▶ **TASK STATEMENT**
Return each line of the records holding the string "goal".

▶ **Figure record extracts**

-- START --

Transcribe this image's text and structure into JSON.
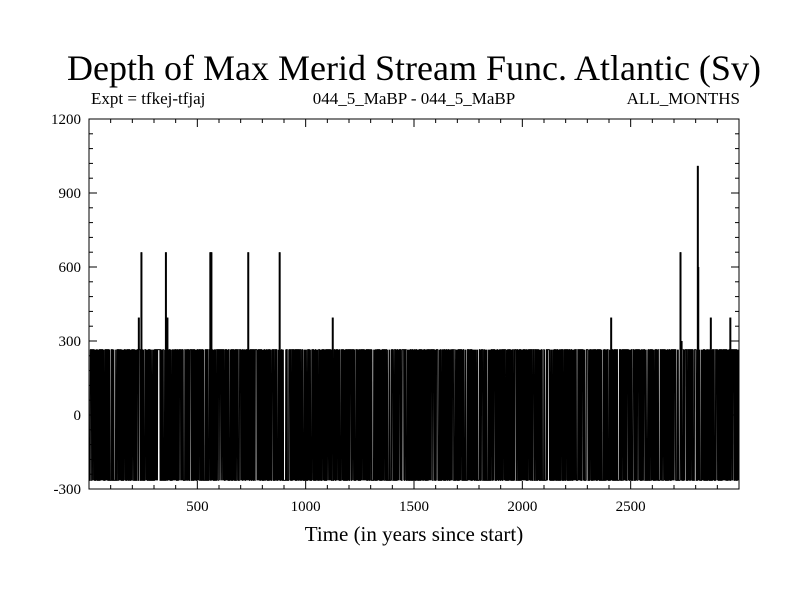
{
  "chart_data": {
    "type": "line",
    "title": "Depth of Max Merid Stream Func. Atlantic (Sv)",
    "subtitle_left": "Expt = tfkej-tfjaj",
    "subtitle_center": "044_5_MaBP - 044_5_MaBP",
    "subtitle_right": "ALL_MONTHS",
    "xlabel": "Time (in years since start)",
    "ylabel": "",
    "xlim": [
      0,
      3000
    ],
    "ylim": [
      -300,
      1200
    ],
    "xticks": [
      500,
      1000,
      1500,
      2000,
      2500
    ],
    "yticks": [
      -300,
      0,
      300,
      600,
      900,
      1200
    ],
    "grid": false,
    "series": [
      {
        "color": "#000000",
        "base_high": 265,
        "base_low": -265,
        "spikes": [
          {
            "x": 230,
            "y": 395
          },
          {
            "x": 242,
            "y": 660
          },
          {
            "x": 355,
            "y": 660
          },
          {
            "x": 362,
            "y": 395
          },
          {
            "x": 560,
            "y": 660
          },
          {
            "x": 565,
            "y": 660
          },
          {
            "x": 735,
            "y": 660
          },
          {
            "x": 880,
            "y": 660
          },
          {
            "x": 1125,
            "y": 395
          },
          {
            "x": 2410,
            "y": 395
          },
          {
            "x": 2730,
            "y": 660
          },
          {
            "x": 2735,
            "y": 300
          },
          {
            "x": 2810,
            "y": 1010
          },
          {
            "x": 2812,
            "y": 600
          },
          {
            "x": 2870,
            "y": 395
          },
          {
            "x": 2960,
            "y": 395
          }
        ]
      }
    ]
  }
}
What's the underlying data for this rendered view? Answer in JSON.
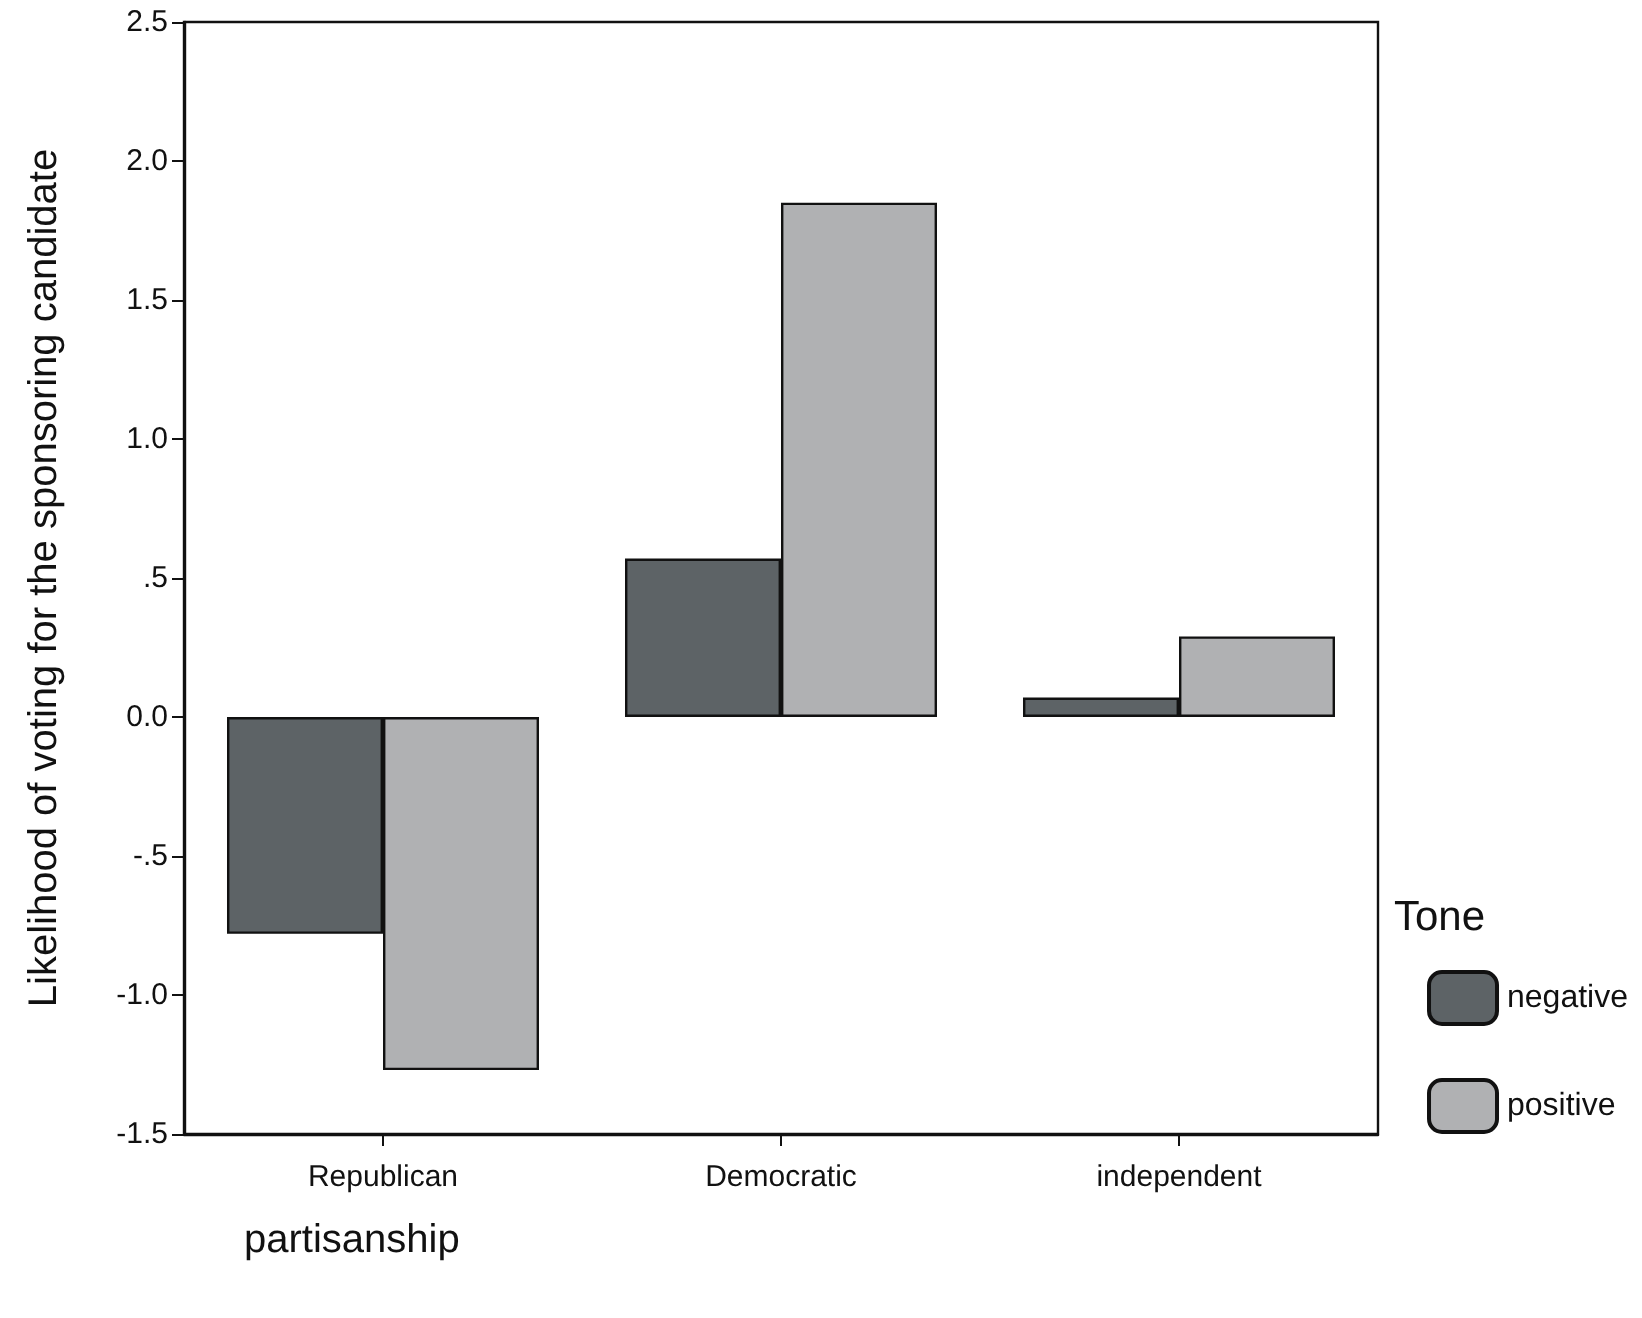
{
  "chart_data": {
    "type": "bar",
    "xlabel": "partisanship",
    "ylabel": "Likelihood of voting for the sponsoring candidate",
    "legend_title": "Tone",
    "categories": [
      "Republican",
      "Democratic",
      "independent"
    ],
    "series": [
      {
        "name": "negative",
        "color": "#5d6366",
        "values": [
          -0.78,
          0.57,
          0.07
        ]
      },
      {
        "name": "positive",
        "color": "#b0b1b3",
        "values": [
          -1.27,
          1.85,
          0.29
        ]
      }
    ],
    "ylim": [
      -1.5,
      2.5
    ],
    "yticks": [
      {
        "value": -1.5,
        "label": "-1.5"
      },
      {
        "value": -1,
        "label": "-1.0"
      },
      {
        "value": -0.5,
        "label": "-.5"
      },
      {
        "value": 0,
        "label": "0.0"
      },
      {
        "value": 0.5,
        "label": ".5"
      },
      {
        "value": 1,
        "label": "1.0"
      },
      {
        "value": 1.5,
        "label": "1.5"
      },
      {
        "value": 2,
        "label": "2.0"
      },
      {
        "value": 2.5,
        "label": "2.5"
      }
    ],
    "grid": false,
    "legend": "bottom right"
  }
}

-- END --
-- START --

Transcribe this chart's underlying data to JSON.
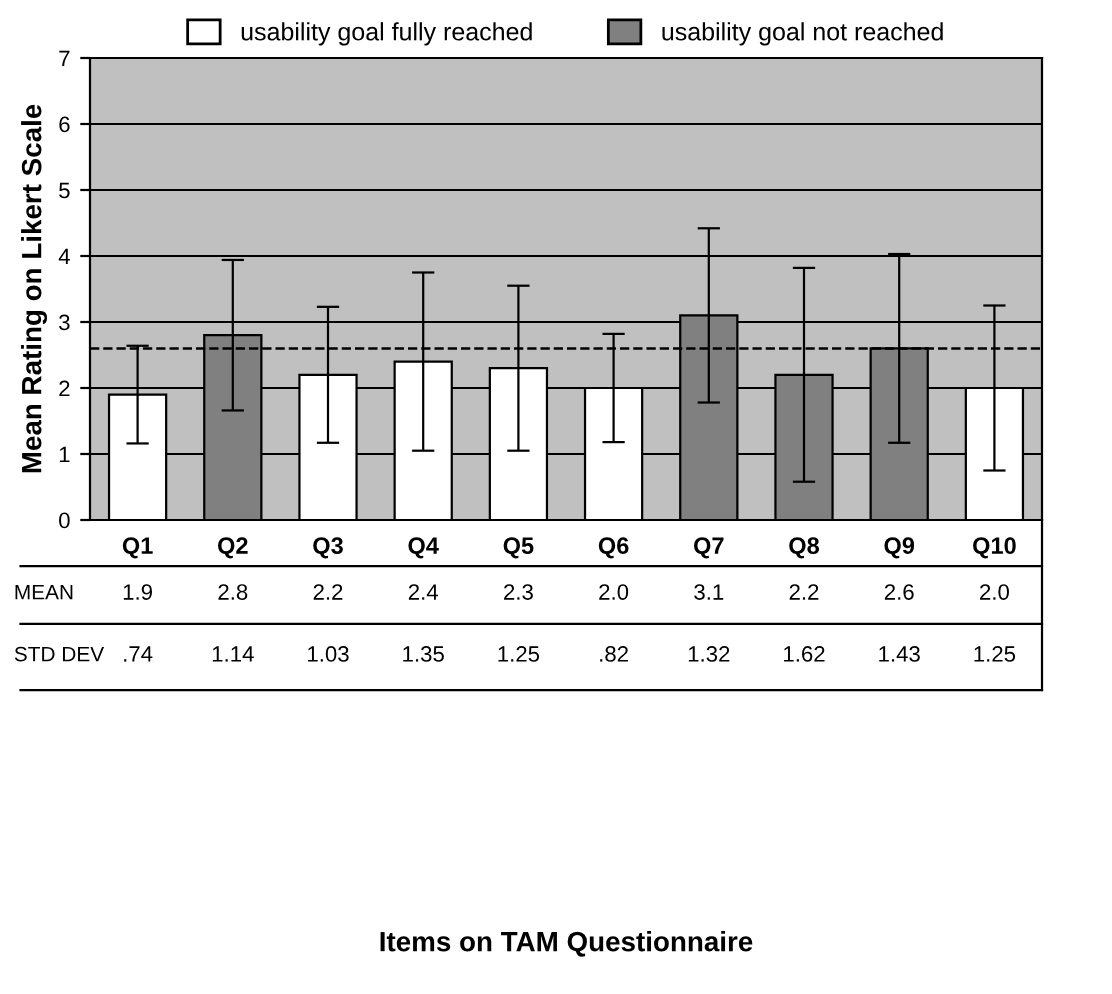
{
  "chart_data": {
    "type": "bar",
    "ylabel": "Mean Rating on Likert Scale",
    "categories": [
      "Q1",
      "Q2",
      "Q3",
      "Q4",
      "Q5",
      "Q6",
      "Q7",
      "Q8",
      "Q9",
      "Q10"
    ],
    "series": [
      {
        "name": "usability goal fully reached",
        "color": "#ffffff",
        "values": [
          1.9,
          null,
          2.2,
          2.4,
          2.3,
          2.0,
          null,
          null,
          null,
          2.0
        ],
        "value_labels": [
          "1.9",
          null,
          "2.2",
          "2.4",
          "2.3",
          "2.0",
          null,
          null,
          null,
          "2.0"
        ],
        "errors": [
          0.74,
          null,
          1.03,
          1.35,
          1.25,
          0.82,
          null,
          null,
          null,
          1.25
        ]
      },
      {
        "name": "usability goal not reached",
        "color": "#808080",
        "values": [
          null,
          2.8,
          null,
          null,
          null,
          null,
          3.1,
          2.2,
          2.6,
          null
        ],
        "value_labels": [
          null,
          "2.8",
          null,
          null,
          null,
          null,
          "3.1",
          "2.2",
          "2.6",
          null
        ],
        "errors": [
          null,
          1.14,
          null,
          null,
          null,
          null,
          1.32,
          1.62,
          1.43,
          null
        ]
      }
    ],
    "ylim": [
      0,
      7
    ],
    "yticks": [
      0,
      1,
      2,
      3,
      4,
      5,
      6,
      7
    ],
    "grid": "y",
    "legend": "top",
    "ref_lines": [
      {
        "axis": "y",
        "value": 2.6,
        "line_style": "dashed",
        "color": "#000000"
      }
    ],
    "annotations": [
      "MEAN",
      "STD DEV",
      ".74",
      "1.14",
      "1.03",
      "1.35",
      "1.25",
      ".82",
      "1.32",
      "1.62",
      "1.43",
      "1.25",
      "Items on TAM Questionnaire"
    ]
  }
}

-- END --

▶ **COMPLETE RESPONSE**
        "name": "usability goal fully reached",
        "name": "usability goal not reached",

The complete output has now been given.